─── DOCUMENT EXCERPT ───
# Lighting for 10-gallon moss tank



## lampeye (Oct 29, 2007)

Here's the twist: I intend this to be my first pressurized CO2 tank. The plants will be various mosses (spiky, Taiwan, erect, stringy) and marimo balls. I know I wouldn't need extremely bright lighting, but I'm trying to maximize growth. The tank will be a standard 10-gallon aquarium. Suggestions? Thanks!


----------



## Left C (Jun 14, 2005)

You can use the 20" 40w Satellite fixture and replace the 50/50 saltwater bulb with the ADA 36w 8000K bulb.
Satellite: http://www.bigalsonline.com/BigAlsU...wattpowercompactfixturesinglestripwlunarlight
8000K bulb: http://www.adgshop.com/8000K_PC_bulb_p/108-060.htm

I'm using that same bulb in a 20" 28w Aqualight on a 10g with DIY CO2. It blinks a couple of times and then it stays on. I have Java Moss, Java Fern, Anubias, Wisteria and a few other stem plants. They are all growing well.
─── DATASET ───
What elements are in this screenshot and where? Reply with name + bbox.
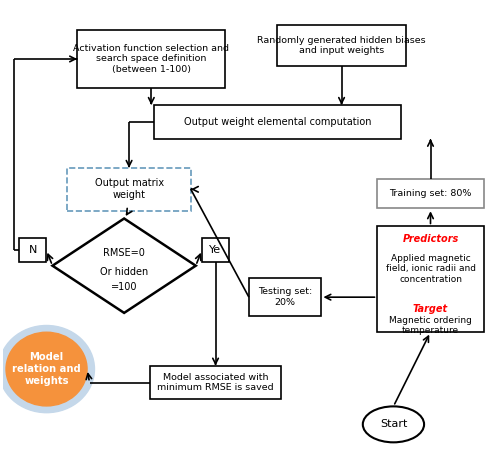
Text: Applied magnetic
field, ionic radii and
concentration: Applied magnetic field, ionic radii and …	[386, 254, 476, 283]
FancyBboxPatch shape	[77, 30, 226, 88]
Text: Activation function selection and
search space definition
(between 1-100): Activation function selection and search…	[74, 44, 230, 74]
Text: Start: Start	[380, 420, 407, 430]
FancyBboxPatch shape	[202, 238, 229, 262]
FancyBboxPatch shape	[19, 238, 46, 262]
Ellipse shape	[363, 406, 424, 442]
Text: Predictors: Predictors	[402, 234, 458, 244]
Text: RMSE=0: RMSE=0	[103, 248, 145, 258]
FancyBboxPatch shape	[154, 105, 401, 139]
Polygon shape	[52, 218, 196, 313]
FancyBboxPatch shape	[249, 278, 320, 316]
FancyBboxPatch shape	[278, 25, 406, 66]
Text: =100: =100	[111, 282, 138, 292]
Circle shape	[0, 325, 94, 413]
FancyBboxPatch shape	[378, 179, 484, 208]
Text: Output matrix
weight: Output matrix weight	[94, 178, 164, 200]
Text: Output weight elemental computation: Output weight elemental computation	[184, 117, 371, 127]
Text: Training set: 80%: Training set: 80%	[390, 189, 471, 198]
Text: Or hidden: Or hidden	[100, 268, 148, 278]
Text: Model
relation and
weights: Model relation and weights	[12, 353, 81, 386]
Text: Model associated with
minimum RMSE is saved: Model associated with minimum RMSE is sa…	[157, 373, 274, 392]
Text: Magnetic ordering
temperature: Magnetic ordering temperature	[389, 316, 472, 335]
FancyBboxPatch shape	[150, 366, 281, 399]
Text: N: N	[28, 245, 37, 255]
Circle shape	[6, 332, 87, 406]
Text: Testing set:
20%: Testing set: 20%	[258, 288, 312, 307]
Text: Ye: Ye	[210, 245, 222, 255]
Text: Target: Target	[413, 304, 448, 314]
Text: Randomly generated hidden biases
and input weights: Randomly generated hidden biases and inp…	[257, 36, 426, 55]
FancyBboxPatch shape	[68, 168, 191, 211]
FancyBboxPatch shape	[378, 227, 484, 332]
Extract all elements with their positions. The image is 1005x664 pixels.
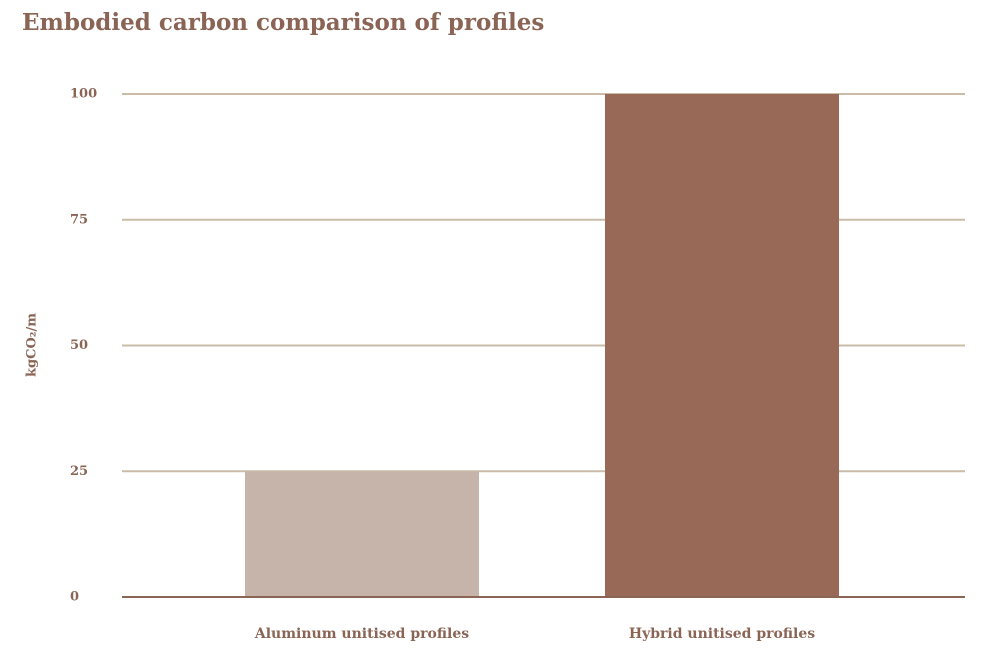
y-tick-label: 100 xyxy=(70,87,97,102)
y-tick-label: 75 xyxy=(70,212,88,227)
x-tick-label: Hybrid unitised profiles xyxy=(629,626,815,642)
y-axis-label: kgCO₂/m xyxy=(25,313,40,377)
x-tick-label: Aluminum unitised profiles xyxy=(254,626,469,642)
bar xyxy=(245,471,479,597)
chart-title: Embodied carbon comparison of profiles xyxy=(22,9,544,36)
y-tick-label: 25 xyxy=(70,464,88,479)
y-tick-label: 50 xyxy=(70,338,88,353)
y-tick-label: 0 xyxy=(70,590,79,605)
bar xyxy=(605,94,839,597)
───
### WORK TO COMPLETE
A: Answer these from the moss tank lighting thread, one answer per line and marked the same way:
(i) How large is the aquarium lampeye plans to use?
(ii) What bulb does Left C suggest in place of the 50/50 saltwater bulb?
(iii) What kind of CO2 does Left C use on the 10g?
B: Rewrite the part of the moss tank lighting thread that opens with "# Lighting for" and closes with "aquarium. Suggestions? Thanks!", using "Java fern" where it says "marimo balls".

### ANSWERS PROVIDED
A:
(i) A standard 10-gallon aquarium.
(ii) The ADA 36w 8000K bulb.
(iii) DIY CO2.

B:
# Lighting for 10-gallon moss tank



## lampeye (Oct 29, 2007)

Here's the twist: I intend this to be my first pressurized CO2 tank. The plants will be various mosses (spiky, Taiwan, erect, stringy) and Java fern. I know I wouldn't need extremely bright lighting, but I'm trying to maximize growth. The tank will be a standard 10-gallon aquarium. Suggestions? Thanks!